[Dataset entries]
#####
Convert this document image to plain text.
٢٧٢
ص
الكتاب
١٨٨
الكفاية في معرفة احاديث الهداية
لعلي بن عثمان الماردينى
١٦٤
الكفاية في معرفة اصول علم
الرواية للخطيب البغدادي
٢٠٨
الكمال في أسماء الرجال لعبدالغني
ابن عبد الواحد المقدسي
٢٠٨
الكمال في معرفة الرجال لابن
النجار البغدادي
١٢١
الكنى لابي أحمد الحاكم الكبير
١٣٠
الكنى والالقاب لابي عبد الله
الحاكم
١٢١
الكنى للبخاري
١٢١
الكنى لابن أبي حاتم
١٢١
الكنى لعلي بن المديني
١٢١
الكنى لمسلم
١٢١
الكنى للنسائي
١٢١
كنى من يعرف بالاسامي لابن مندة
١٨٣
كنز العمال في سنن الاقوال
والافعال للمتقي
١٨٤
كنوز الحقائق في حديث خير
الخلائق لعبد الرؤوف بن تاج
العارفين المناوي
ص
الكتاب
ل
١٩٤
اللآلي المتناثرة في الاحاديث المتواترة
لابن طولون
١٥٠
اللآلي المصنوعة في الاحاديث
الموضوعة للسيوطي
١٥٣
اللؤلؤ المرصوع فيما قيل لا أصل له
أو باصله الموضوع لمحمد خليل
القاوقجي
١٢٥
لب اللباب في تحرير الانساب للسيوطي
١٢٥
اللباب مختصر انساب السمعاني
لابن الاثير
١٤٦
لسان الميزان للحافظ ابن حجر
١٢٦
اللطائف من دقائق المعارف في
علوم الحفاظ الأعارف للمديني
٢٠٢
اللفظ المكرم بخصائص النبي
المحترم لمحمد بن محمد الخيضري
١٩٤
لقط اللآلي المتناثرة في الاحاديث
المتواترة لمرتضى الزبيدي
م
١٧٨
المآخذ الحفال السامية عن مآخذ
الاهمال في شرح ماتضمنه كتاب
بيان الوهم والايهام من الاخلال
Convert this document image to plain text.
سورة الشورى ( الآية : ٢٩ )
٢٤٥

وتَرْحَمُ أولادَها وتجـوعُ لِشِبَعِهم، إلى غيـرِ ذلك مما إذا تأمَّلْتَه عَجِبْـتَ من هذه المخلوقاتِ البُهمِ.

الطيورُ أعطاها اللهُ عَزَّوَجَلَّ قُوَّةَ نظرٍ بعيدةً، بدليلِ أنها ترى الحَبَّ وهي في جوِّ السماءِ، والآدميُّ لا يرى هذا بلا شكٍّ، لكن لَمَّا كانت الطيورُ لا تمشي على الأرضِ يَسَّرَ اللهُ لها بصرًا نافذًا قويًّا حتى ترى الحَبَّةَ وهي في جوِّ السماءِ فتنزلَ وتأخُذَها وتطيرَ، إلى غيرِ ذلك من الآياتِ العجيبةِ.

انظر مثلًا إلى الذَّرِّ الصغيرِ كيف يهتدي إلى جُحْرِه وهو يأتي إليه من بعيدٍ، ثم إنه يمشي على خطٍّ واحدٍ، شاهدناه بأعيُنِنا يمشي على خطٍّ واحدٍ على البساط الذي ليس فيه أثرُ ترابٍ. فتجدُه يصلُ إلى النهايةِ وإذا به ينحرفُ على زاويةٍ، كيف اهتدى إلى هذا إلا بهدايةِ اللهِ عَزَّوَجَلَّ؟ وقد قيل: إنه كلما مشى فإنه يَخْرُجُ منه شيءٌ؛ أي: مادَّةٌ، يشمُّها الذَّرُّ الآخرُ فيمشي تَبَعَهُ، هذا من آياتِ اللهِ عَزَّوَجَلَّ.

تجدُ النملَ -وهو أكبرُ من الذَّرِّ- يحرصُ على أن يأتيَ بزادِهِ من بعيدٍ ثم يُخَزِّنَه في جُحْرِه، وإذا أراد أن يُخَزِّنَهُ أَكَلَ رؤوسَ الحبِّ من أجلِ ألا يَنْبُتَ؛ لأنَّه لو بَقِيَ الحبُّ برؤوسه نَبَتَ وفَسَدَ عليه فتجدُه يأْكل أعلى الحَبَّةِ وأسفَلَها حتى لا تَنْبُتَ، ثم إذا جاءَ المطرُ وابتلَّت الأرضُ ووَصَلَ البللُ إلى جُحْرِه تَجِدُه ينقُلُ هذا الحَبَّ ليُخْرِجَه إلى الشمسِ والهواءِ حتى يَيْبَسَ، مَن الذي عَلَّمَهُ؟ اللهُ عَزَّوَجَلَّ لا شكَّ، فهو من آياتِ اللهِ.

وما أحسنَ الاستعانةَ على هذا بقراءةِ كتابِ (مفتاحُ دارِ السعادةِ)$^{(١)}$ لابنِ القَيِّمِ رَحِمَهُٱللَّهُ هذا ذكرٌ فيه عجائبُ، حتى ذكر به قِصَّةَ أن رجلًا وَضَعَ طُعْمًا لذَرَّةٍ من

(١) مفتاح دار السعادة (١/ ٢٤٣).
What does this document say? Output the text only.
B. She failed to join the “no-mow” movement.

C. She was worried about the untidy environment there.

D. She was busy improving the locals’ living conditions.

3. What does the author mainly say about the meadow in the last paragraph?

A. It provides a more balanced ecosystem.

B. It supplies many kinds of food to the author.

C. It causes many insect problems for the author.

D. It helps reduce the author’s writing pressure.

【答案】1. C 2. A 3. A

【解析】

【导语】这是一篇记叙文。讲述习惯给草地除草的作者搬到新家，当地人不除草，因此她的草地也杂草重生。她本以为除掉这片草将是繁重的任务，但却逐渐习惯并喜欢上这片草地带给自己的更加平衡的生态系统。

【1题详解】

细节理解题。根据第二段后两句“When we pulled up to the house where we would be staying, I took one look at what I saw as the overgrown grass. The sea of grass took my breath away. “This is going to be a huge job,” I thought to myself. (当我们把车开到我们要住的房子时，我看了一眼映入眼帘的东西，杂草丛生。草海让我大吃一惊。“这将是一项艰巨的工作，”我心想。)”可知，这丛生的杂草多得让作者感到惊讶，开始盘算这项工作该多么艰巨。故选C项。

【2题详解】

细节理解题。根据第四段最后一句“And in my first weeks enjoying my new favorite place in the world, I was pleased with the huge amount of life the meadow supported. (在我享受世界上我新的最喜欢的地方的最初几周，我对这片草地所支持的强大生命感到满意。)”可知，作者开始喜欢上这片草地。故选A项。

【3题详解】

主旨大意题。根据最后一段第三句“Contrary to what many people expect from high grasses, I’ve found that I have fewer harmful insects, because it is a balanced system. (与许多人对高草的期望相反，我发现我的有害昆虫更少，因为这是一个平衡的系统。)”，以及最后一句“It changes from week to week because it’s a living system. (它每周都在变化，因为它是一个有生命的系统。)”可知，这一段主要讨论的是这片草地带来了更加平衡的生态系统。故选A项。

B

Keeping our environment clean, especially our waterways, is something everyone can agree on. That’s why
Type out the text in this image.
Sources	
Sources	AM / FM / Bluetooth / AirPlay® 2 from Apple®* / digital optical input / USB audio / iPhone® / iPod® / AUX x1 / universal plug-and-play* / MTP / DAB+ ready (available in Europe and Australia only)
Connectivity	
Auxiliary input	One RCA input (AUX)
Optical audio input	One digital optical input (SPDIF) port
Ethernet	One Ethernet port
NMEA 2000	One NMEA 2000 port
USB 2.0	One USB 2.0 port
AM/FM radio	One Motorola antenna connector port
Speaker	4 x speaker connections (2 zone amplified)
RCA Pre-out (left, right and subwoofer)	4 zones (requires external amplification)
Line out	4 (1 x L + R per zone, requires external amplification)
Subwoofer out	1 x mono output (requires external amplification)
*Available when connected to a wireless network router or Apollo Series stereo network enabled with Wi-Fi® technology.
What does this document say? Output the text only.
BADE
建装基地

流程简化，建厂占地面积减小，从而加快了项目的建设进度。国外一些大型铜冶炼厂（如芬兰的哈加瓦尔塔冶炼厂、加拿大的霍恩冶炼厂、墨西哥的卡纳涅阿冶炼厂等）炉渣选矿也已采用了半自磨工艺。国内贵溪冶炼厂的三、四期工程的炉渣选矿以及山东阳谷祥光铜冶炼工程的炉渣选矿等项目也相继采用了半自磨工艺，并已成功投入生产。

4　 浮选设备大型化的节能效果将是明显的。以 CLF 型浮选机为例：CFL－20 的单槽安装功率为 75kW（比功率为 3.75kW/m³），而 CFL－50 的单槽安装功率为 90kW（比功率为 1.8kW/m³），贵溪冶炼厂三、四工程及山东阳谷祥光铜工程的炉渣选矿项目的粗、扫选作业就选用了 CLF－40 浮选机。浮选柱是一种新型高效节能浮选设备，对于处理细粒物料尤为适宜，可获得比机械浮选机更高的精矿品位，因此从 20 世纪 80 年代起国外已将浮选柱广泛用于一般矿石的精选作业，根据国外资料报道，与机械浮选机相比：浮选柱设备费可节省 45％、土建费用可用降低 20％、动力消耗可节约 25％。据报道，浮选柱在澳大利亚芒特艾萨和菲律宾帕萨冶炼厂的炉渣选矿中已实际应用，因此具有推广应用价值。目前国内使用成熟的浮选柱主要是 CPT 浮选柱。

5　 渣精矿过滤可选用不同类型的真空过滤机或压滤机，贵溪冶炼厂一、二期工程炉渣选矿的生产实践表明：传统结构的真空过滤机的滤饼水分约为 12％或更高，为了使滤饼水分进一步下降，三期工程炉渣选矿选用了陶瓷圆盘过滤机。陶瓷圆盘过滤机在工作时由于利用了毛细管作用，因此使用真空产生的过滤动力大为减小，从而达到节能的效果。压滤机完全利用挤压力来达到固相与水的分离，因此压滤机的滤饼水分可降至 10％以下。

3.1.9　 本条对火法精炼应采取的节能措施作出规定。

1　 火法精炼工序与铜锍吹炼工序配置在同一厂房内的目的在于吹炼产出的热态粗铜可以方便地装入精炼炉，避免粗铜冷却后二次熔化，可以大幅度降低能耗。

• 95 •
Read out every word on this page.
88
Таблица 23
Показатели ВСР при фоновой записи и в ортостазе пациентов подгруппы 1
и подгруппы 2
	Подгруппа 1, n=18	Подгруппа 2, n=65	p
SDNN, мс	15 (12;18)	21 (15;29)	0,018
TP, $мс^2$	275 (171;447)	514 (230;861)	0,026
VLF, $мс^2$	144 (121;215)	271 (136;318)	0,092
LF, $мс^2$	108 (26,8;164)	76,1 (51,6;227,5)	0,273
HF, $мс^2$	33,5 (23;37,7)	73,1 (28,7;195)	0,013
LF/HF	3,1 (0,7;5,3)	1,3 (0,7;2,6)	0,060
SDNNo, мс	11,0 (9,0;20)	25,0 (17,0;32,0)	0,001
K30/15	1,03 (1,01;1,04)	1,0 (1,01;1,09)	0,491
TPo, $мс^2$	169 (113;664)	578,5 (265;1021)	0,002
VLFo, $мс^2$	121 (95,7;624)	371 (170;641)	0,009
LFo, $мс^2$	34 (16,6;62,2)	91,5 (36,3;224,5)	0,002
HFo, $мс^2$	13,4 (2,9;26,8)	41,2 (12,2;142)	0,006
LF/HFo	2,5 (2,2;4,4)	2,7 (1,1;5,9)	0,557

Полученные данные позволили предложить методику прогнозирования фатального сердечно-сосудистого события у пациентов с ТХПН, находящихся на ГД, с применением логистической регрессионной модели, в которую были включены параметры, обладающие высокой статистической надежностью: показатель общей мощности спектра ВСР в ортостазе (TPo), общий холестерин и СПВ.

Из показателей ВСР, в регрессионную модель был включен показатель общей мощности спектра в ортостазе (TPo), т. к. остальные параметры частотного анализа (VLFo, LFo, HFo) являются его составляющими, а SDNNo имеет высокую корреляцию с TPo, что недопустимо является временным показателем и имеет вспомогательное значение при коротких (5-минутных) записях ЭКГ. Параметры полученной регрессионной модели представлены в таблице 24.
#####
- **TO BE DONE**
Read the data above. Pull out each line in which the string "الكفاية" appears.

- **FULL SOLUTION**
الكفاية في معرفة احاديث الهداية
الكفاية في معرفة اصول علم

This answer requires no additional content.